### Data for this exercise
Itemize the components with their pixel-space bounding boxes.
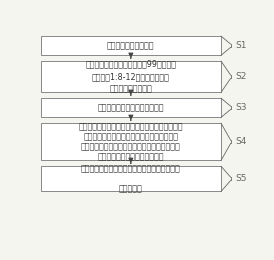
Text: 将熔炼后的坯料制成铝箔初成品: 将熔炼后的坯料制成铝箔初成品 xyxy=(98,103,164,112)
Text: 将等离子清洗后的铝箔初成品进行分切成卷，得: 将等离子清洗后的铝箔初成品进行分切成卷，得 xyxy=(81,164,181,173)
Bar xyxy=(41,123,221,160)
Text: S3: S3 xyxy=(235,103,246,112)
Text: 制备稀土铝中间合金锭: 制备稀土铝中间合金锭 xyxy=(107,41,155,50)
Bar xyxy=(41,166,221,191)
Text: S1: S1 xyxy=(235,41,246,50)
Text: 将稀土铝中间合金锭与纯度＞99％的铝锭: 将稀土铝中间合金锭与纯度＞99％的铝锭 xyxy=(85,60,176,69)
Text: 到铝箔成品: 到铝箔成品 xyxy=(119,184,143,193)
Text: 所述等离子发生器至少设置两个，且分别设于: 所述等离子发生器至少设置两个，且分别设于 xyxy=(83,132,178,141)
Text: 按重量比1:8-12加入熔炼炉中，: 按重量比1:8-12加入熔炼炉中， xyxy=(92,72,170,81)
Text: 进行熔炼，得到坯料: 进行熔炼，得到坯料 xyxy=(110,85,152,94)
Text: 将铝箔初成品通过等离子发生器进行等离子清洗，: 将铝箔初成品通过等离子发生器进行等离子清洗， xyxy=(79,122,183,132)
Text: S2: S2 xyxy=(235,72,246,81)
Bar xyxy=(41,36,221,55)
Text: S4: S4 xyxy=(235,137,246,146)
Text: S5: S5 xyxy=(235,174,246,183)
Bar xyxy=(41,61,221,92)
Text: 铝箔初成品的正面和反面，所述等离子发生器内: 铝箔初成品的正面和反面，所述等离子发生器内 xyxy=(81,142,181,151)
Text: 通入空气、氢气、纯氧气或臭氧: 通入空气、氢气、纯氧气或臭氧 xyxy=(98,152,164,161)
Bar xyxy=(41,98,221,117)
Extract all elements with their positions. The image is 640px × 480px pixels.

### What needs to be done
Could you output every line in the rows above as a Markdown table with columns n and Line, numbering each line, skipping blank lines, and leaving out the pictures?

### Finished task
| n | Line |
|---|---|
| 1 | Itemize the components with their pixel-space bounding boxes. |
| 2 | Text: 将熔炼后的坯料制成铝箔初成品: 将熔炼后的坯料制成铝箔初成品 xyxy=(98,103,164,112) |
| 3 | Text: 将等离子清洗后的铝箔初成品进行分切成卷，得: 将等离子清洗后的铝箔初成品进行分切成卷，得 xyxy=(81,164,181,173) |
| 4 | Bar xyxy=(41,123,221,160) |
| 5 | Text: S3: S3 xyxy=(235,103,246,112) |
| 6 | Text: 制备稀土铝中间合金锭: 制备稀土铝中间合金锭 xyxy=(107,41,155,50) |
| 7 | Bar xyxy=(41,166,221,191) |
| 8 | Text: S1: S1 xyxy=(235,41,246,50) |
| 9 | Text: 将稀土铝中间合金锭与纯度＞99％的铝锭: 将稀土铝中间合金锭与纯度＞99％的铝锭 xyxy=(85,60,176,69) |
| 10 | Text: 到铝箔成品: 到铝箔成品 xyxy=(119,184,143,193) |
| 11 | Text: 所述等离子发生器至少设置两个，且分别设于: 所述等离子发生器至少设置两个，且分别设于 xyxy=(83,132,178,141) |
| 12 | Text: 按重量比1:8-12加入熔炼炉中，: 按重量比1:8-12加入熔炼炉中， xyxy=(92,72,170,81) |
| 13 | Text: 进行熔炼，得到坯料: 进行熔炼，得到坯料 xyxy=(110,85,152,94) |
| 14 | Text: 将铝箔初成品通过等离子发生器进行等离子清洗，: 将铝箔初成品通过等离子发生器进行等离子清洗， xyxy=(79,122,183,132) |
| 15 | Text: S2: S2 xyxy=(235,72,246,81) |
| 16 | Bar xyxy=(41,36,221,55) |
| 17 | Text: S4: S4 xyxy=(235,137,246,146) |
| 18 | Text: S5: S5 xyxy=(235,174,246,183) |
| 19 | Bar xyxy=(41,61,221,92) |
| 20 | Text: 铝箔初成品的正面和反面，所述等离子发生器内: 铝箔初成品的正面和反面，所述等离子发生器内 xyxy=(81,142,181,151) |
| 21 | Text: 通入空气、氢气、纯氧气或臭氧: 通入空气、氢气、纯氧气或臭氧 xyxy=(98,152,164,161) |
| 22 | Bar xyxy=(41,98,221,117) |
| 23 | Extract all elements with their positions. The image is 640px × 480px pixels. |